_DATA SHOWN_
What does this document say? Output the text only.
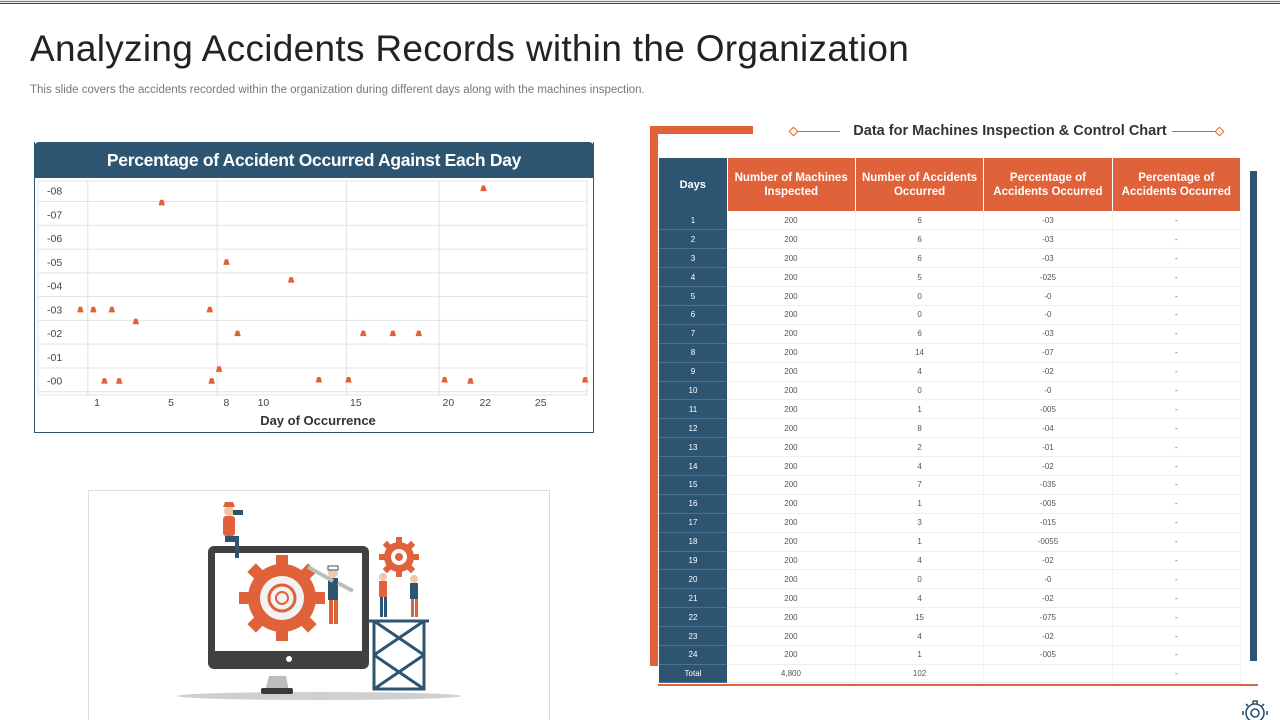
Analyzing Accidents Records within the Organization

This slide covers the accidents recorded within the organization during different days along with the machines inspection.

Percentage of Accident Occurred Against Each Day
-00
-01
-02
-03
-04
-05
-06
-07
-08
1	5	8	10	15	20 22	25
Day of Occurrence
Data for Machines Inspection & Control Chart
Days	Number of Machines Inspected	Number of Accidents Occurred	Percentage of Accidents Occurred	Percentage of Accidents Occurred
1	200	6	-03	-
2	200	6	-03	-
3	200	6	-03	-
4	200	5	-025	-
5	200	0	-0	-
6	200	0	-0	-
7	200	6	-03	-
8	200	14	-07	-
9	200	4	-02	-
10	200	0	-0	-
11	200	1	-005	-
12	200	8	-04	-
13	200	2	-01	-
14	200	4	-02	-
15	200	7	-035	-
16	200	1	-005	-
17	200	3	-015	-
18	200	1	-0055	-
19	200	4	-02	-
20	200	0	-0	-
21	200	4	-02	-
22	200	15	-075	-
23	200	4	-02	-
24	200	1	-005	-
Total	4,800	102		-
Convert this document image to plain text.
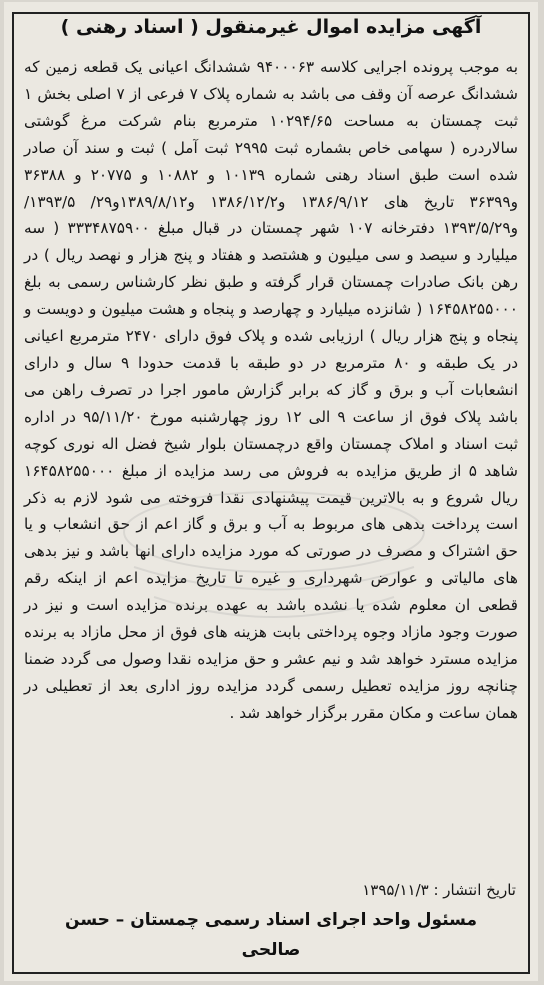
آگهی مزایده اموال غیرمنقول ( اسناد رهنی )
به موجب پرونده اجرایی کلاسه ۹۴۰۰۰۶۳ ششدانگ اعیانی یک قطعه زمین که ششدانگ عرصه آن وقف می باشد به شماره پلاک ۷ فرعی از ۷ اصلی بخش ۱ ثبت چمستان به مساحت ۱۰۲۹۴/۶۵ مترمربع بنام شرکت مرغ گوشتی سالاردره ( سهامی خاص بشماره ثبت ۲۹۹۵ ثبت آمل ) ثبت و سند آن صادر شده است طبق اسناد رهنی شماره ۱۰۱۳۹ و ۱۰۸۸۲ و ۲۰۷۷۵ و ۳۶۳۸۸ و۳۶۳۹۹ تاریخ های ۱۳۸۶/۹/۱۲ و۱۳۸۶/۱۲/۲ و۱۳۸۹/۸/۱۲و۲۹/ ۱۳۹۳/۵/و۱۳۹۳/۵/۲۹ دفترخانه ۱۰۷ شهر چمستان در قبال مبلغ ۳۳۳۴۸۷۵۹۰۰ ( سه میلیارد و سیصد و سی میلیون و هشتصد و هفتاد و پنج هزار و نهصد ریال ) در رهن بانک صادرات چمستان قرار گرفته و طبق نظر کارشناس رسمی به بلغ ۱۶۴۵۸۲۵۵۰۰۰ ( شانزده میلیارد و چهارصد و پنجاه و هشت میلیون و دویست و پنجاه و پنج هزار ریال ) ارزیابی شده و پلاک فوق دارای ۲۴۷۰ مترمربع اعیانی در یک طبقه و ۸۰ مترمربع در دو طبقه با قدمت حدودا ۹ سال و دارای انشعابات آب و برق و گاز که برابر گزارش مامور اجرا در تصرف راهن می باشد پلاک فوق از ساعت ۹ الی ۱۲ روز چهارشنبه مورخ ۹۵/۱۱/۲۰ در اداره ثبت اسناد و املاک چمستان واقع درچمستان بلوار شیخ فضل اله نوری کوچه شاهد ۵ از طریق مزایده به فروش می رسد مزایده از مبلغ ۱۶۴۵۸۲۵۵۰۰۰ ریال شروع و به بالاترین قیمت پیشنهادی نقدا فروخته می شود لازم به ذکر است پرداخت بدهی های مربوط به آب و برق و گاز اعم از حق انشعاب و یا حق اشتراک و مصرف در صورتی که مورد مزایده دارای انها باشد و نیز بدهی های مالیاتی و عوارض شهرداری و غیره تا تاریخ مزایده اعم از اینکه رقم قطعی ان معلوم شده یا نشده باشد به عهده برنده مزایده است و نیز در صورت وجود مازاد وجوه پرداختی بابت هزینه های فوق از محل مازاد به برنده مزایده مسترد خواهد شد و نیم عشر و حق مزایده نقدا وصول می گردد ضمنا چنانچه روز مزایده تعطیل رسمی گردد مزایده روز اداری بعد از تعطیلی در همان ساعت و مکان مقرر برگزار خواهد شد .
تاریخ انتشار : ۱۳۹۵/۱۱/۳
مسئول واحد اجرای اسناد رسمی چمستان – حسن
صالحی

_WHAT YOU ARE ASKED TO DO_
Scan the material above and determine how many lines include the word "within"; report only the number.

_FINISHED ANSWER_
2